• **EXERCISE DIRECTIONS**: Reproduce the listing below line for line, with no alteration of any character.

----- RECORDS PROVIDED -----

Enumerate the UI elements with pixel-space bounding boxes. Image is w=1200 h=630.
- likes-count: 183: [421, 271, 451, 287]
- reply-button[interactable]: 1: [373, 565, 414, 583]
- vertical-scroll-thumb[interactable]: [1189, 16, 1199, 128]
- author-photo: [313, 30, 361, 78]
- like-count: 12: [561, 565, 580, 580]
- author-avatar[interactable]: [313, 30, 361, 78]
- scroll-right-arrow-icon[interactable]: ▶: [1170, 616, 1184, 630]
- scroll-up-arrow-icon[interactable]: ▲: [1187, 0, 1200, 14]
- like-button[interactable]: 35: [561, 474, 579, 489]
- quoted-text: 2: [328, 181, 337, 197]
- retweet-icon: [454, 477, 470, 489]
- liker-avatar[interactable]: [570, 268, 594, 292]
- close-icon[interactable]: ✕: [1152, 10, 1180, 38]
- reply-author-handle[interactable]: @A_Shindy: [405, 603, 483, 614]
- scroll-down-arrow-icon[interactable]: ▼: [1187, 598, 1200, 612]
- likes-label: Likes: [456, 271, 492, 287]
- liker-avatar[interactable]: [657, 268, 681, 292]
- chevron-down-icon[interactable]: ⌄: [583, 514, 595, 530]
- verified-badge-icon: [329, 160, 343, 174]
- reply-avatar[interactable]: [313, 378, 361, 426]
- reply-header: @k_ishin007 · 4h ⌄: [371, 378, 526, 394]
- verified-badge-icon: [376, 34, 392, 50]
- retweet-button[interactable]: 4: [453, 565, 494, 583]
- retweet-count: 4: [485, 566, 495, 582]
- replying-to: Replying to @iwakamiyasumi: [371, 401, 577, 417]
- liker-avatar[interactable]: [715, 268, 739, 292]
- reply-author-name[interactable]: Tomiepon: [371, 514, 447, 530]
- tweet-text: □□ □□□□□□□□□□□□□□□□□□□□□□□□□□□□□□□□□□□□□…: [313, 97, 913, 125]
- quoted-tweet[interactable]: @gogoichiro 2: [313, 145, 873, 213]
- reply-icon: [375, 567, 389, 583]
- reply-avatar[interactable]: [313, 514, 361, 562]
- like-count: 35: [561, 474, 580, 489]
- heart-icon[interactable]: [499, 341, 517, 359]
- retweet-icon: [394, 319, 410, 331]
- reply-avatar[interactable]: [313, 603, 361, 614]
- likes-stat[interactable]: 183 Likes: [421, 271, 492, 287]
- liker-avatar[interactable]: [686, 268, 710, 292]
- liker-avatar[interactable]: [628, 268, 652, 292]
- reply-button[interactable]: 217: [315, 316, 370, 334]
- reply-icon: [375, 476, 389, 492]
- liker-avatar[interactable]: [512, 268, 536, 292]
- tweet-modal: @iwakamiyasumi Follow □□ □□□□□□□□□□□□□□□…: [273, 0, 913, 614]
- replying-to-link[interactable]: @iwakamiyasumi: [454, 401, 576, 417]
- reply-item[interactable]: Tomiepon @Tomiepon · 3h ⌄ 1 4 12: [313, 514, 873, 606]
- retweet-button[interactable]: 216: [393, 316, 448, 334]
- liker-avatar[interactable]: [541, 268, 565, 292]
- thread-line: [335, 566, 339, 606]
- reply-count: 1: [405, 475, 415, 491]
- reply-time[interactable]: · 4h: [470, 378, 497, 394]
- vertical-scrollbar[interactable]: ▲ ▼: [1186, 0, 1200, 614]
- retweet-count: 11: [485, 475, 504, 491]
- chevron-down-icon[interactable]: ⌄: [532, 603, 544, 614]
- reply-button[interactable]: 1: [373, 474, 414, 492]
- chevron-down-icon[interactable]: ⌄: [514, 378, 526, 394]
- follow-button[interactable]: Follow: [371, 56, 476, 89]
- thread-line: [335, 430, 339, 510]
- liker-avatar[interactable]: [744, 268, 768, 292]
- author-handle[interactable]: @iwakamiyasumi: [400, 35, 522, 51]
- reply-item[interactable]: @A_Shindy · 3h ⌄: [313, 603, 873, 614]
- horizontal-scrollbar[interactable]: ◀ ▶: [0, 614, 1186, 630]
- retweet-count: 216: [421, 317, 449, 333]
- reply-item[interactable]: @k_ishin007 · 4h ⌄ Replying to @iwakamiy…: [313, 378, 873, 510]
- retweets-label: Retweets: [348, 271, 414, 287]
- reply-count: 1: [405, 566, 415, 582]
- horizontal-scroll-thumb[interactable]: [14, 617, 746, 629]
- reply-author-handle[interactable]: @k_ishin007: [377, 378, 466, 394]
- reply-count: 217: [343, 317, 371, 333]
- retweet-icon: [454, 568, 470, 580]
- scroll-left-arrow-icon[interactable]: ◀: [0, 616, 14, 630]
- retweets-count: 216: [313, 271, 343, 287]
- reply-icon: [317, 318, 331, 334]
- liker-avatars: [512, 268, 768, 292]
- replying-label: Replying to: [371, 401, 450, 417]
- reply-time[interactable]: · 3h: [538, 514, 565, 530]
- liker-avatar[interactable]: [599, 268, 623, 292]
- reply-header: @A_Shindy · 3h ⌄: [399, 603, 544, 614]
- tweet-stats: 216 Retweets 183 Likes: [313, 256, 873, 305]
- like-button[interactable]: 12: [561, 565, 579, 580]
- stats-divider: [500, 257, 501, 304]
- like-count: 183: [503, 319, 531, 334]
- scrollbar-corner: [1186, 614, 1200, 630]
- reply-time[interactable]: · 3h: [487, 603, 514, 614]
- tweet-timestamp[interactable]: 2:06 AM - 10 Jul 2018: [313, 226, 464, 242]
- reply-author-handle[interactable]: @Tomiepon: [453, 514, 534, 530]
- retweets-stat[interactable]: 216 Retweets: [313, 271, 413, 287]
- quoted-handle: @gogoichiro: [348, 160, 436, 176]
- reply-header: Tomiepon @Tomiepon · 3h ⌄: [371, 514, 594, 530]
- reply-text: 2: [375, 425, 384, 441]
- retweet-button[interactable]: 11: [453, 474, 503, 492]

-----

• **TASK RESPONSE**:
Enumerate the UI elements with pixel-space bounding boxes. Image is w=1200 h=630.
- likes-count: 183: [421, 271, 451, 287]
- reply-button[interactable]: 1: [373, 565, 414, 583]
- vertical-scroll-thumb[interactable]: [1189, 16, 1199, 128]
- author-photo: [313, 30, 361, 78]
- like-count: 12: [561, 565, 580, 580]
- author-avatar[interactable]: [313, 30, 361, 78]
- scroll-right-arrow-icon[interactable]: ▶: [1170, 616, 1184, 630]
- scroll-up-arrow-icon[interactable]: ▲: [1187, 0, 1200, 14]
- like-button[interactable]: 35: [561, 474, 579, 489]
- quoted-text: 2: [328, 181, 337, 197]
- retweet-icon: [454, 477, 470, 489]
- liker-avatar[interactable]: [570, 268, 594, 292]
- close-icon[interactable]: ✕: [1152, 10, 1180, 38]
- reply-author-handle[interactable]: @A_Shindy: [405, 603, 483, 614]
- scroll-down-arrow-icon[interactable]: ▼: [1187, 598, 1200, 612]
- likes-label: Likes: [456, 271, 492, 287]
- liker-avatar[interactable]: [657, 268, 681, 292]
- chevron-down-icon[interactable]: ⌄: [583, 514, 595, 530]
- verified-badge-icon: [329, 160, 343, 174]
- reply-avatar[interactable]: [313, 378, 361, 426]
- reply-header: @k_ishin007 · 4h ⌄: [371, 378, 526, 394]
- verified-badge-icon: [376, 34, 392, 50]
- retweet-button[interactable]: 4: [453, 565, 494, 583]
- retweet-count: 4: [485, 566, 495, 582]
- replying-to: Replying to @iwakamiyasumi: [371, 401, 577, 417]
- liker-avatar[interactable]: [715, 268, 739, 292]
- reply-author-name[interactable]: Tomiepon: [371, 514, 447, 530]
- tweet-text: □□ □□□□□□□□□□□□□□□□□□□□□□□□□□□□□□□□□□□□□…: [313, 97, 913, 125]
- quoted-tweet[interactable]: @gogoichiro 2: [313, 145, 873, 213]
- reply-icon: [375, 567, 389, 583]
- reply-avatar[interactable]: [313, 514, 361, 562]
- like-count: 35: [561, 474, 580, 489]
- heart-icon[interactable]: [499, 341, 517, 359]
- retweet-icon: [394, 319, 410, 331]
- reply-avatar[interactable]: [313, 603, 361, 614]
- likes-stat[interactable]: 183 Likes: [421, 271, 492, 287]
- liker-avatar[interactable]: [686, 268, 710, 292]
- liker-avatar[interactable]: [628, 268, 652, 292]
- reply-button[interactable]: 217: [315, 316, 370, 334]
- reply-icon: [375, 476, 389, 492]
- liker-avatar[interactable]: [512, 268, 536, 292]
- tweet-modal: @iwakamiyasumi Follow □□ □□□□□□□□□□□□□□□…: [273, 0, 913, 614]
- replying-to-link[interactable]: @iwakamiyasumi: [454, 401, 576, 417]
- reply-item[interactable]: Tomiepon @Tomiepon · 3h ⌄ 1 4 12: [313, 514, 873, 606]
- retweet-button[interactable]: 216: [393, 316, 448, 334]
- liker-avatar[interactable]: [541, 268, 565, 292]
- thread-line: [335, 566, 339, 606]
- reply-count: 1: [405, 475, 415, 491]
- reply-time[interactable]: · 4h: [470, 378, 497, 394]
- vertical-scrollbar[interactable]: ▲ ▼: [1186, 0, 1200, 614]
- retweet-count: 11: [485, 475, 504, 491]
- chevron-down-icon[interactable]: ⌄: [532, 603, 544, 614]
- reply-button[interactable]: 1: [373, 474, 414, 492]
- chevron-down-icon[interactable]: ⌄: [514, 378, 526, 394]
- follow-button[interactable]: Follow: [371, 56, 476, 89]
- thread-line: [335, 430, 339, 510]
- liker-avatar[interactable]: [744, 268, 768, 292]
- author-handle[interactable]: @iwakamiyasumi: [400, 35, 522, 51]
- reply-item[interactable]: @A_Shindy · 3h ⌄: [313, 603, 873, 614]
- horizontal-scrollbar[interactable]: ◀ ▶: [0, 614, 1186, 630]
- retweet-count: 216: [421, 317, 449, 333]
- reply-item[interactable]: @k_ishin007 · 4h ⌄ Replying to @iwakamiy…: [313, 378, 873, 510]
- retweets-label: Retweets: [348, 271, 414, 287]
- reply-count: 1: [405, 566, 415, 582]
- horizontal-scroll-thumb[interactable]: [14, 617, 746, 629]
- reply-author-handle[interactable]: @k_ishin007: [377, 378, 466, 394]
- reply-count: 217: [343, 317, 371, 333]
- retweet-icon: [454, 568, 470, 580]
- scroll-left-arrow-icon[interactable]: ◀: [0, 616, 14, 630]
- retweets-count: 216: [313, 271, 343, 287]
- reply-icon: [317, 318, 331, 334]
- liker-avatars: [512, 268, 768, 292]
- replying-label: Replying to: [371, 401, 450, 417]
- reply-time[interactable]: · 3h: [538, 514, 565, 530]
- liker-avatar[interactable]: [599, 268, 623, 292]
- reply-header: @A_Shindy · 3h ⌄: [399, 603, 544, 614]
- tweet-stats: 216 Retweets 183 Likes: [313, 256, 873, 305]
- like-button[interactable]: 12: [561, 565, 579, 580]
- stats-divider: [500, 257, 501, 304]
- like-count: 183: [503, 319, 531, 334]
- scrollbar-corner: [1186, 614, 1200, 630]
- reply-time[interactable]: · 3h: [487, 603, 514, 614]
- tweet-timestamp[interactable]: 2:06 AM - 10 Jul 2018: [313, 226, 464, 242]
- reply-author-handle[interactable]: @Tomiepon: [453, 514, 534, 530]
- retweets-stat[interactable]: 216 Retweets: [313, 271, 413, 287]
- quoted-handle: @gogoichiro: [348, 160, 436, 176]
- reply-header: Tomiepon @Tomiepon · 3h ⌄: [371, 514, 594, 530]
- reply-text: 2: [375, 425, 384, 441]
- retweet-button[interactable]: 11: [453, 474, 503, 492]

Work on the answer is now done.